Tarefas a realizar:
• a. No texto sobre o documentário «Pelada», em que cidade o campo é ocupado por judeus durante a tarde e por um grupo de árabes à noite?
• b. Repita, sem qualquer alteração, o trecho do texto sobre o documentário «Pelada» que começa em "O desiderato é" e vai até "que se encontram.", inclusive.
• c. Dê seguimento ao texto sobre o documentário «Pelada» a partir da última frase apresentada.

Bloco de texto:
SLOW MOTION:
«PELADA», de Luke Boughen, Gwendolyn Oxenham, Ryan White e Rebekah Fergusson. Quatro amigos, 25 países, uma bola de futebol. Qualquer desculpa é boa para jogar futebol. No pátio principal de uma prisão boliviana, numa antiga lixeira no Quénia, num quartel de bombeiros em Teerão.
O desiderato é sempre o mesmo: encontrar o prazer através de uma Pelada. As aventuras sucedem-se a um ritmo alucinante. Viagens, encontros, conversas e a bola a saltitar no mais improvável dos sítios.
Os sorrisos e a harmonia só são interrompidos em Jerusalém. A cena é fortíssima. Durante a tarde o campo é ocupado por judeus, à noite joga lá um grupo de árabes. Até ao dia em que se encontram.
«Sentíamos a pressão no ar. Eles odiavam-se», confessa um dos quatro protagonistas do documentário. «Jogaram uns contra os outros, mas aquilo era mais do que futebol. Não houve problemas, apesar da tensão insuportável. Filmámos tudo».

Itens:
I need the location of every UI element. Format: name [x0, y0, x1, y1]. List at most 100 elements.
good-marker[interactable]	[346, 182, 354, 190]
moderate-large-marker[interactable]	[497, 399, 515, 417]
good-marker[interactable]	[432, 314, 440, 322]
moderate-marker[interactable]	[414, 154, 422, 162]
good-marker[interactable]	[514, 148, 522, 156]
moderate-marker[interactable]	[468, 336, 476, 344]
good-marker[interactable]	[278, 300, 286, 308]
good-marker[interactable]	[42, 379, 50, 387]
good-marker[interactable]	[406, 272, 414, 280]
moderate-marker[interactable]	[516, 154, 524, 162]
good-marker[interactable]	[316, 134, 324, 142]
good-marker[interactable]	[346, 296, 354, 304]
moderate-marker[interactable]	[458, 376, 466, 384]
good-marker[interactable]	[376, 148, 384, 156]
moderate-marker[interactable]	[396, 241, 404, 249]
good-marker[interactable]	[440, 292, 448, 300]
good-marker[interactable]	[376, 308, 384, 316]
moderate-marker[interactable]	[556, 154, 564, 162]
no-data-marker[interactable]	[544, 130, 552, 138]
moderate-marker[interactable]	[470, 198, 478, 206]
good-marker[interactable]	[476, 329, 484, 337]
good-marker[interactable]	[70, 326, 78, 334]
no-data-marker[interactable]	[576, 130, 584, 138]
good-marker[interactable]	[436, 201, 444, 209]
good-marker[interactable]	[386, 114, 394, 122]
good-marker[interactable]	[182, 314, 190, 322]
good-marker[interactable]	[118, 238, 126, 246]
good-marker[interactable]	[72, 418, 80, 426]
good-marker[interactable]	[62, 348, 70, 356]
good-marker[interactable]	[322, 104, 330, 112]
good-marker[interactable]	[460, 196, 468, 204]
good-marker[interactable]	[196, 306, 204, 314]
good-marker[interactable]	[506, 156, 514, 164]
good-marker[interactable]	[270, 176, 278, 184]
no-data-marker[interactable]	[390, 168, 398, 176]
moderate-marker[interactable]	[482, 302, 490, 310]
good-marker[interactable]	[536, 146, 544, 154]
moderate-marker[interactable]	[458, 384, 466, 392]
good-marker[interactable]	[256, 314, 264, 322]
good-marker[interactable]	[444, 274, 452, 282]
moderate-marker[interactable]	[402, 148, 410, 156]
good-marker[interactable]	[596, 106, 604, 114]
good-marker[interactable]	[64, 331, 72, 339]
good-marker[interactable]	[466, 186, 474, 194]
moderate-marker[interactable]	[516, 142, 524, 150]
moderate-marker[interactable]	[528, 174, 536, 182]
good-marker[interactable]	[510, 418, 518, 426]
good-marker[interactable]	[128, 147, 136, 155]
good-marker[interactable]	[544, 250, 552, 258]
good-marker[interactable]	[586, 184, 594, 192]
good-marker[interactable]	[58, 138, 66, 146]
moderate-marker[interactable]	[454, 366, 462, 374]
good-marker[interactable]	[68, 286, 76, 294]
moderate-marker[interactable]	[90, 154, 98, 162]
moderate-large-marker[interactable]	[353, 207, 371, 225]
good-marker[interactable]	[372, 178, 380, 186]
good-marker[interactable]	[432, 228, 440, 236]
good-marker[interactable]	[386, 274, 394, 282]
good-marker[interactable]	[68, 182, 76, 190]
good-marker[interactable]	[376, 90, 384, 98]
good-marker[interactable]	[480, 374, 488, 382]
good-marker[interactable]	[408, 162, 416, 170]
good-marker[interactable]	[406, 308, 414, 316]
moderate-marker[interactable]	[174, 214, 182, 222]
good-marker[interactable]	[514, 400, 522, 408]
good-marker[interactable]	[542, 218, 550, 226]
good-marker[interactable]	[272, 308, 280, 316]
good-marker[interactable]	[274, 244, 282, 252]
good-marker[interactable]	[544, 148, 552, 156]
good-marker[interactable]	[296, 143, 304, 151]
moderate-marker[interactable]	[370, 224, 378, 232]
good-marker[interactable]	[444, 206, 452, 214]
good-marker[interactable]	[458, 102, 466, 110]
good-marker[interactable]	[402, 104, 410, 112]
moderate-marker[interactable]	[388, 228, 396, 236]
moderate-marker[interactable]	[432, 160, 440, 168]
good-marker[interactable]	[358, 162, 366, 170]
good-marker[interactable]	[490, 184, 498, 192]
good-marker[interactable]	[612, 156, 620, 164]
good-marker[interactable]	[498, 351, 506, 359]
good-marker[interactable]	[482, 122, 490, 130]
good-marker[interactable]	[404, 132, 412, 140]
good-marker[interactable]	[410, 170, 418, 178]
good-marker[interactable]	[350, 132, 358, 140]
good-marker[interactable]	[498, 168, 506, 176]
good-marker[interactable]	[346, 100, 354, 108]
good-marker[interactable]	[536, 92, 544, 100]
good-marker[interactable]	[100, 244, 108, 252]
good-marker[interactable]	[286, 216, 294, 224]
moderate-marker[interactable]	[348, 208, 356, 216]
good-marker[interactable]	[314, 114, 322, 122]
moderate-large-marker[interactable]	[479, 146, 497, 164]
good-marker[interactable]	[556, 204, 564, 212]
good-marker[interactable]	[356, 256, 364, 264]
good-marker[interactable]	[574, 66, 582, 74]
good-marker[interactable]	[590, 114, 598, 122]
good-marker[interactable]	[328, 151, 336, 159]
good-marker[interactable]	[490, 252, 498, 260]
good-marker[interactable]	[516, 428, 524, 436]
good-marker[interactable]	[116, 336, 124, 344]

Respostas esperadas:
• a. Em Jerusalém.

• b.
O desiderato é sempre o mesmo: encontrar o prazer através de uma Pelada. As aventuras sucedem-se a um ritmo alucinante. Viagens, encontros, conversas e a bola a saltitar no mais improvável dos sítios.
Os sorrisos e a harmonia só são interrompidos em Jerusalém. A cena é fortíssima. Durante a tarde o campo é ocupado por judeus, à noite joga lá um grupo de árabes. Até ao dia em que se encontram.

• c.
O produto final é notável, arrebatador. A banda sonora arrasta-nos para cada um dos cenários. Somos o menino no Quénia, o presidiário boliviano, o bombeiro iraniano. Adoramos jogar à bola.
PS: «DJANGO UNCHAINED», de Quentin Tarantino. Sou suspeito. Para mim Tarantino é, com David Fincher, o mestre de cerimónias do cinema moderno. O non sense apropriado, a banda sonora imaculada, os diálogos furtivos, as personagens que se agarram a nós. Um triunfo.
VIRAR A PÁGINA:
«À SOMBRA DAS CHUTEIRAS IMORTAIS - Nélson Rodrigues». Coletânea de crónicas do mestre brasileiro. Isto, por si só, bastaria para tornar a obra urgentemente obrigatória. É uma raridade. Nélson Rodrigues delicia-nos a cada palavra, a cada frase sentenciada, a cada ideia formulada sobre o jogo.
Uma das minhas passagens favoritas é a definição do complexo de vira-latas, o estado de espírito do povo brasileiro anterior à conquista do primeiro Mundial. Corrosivo, bem humorado, truculento, genial.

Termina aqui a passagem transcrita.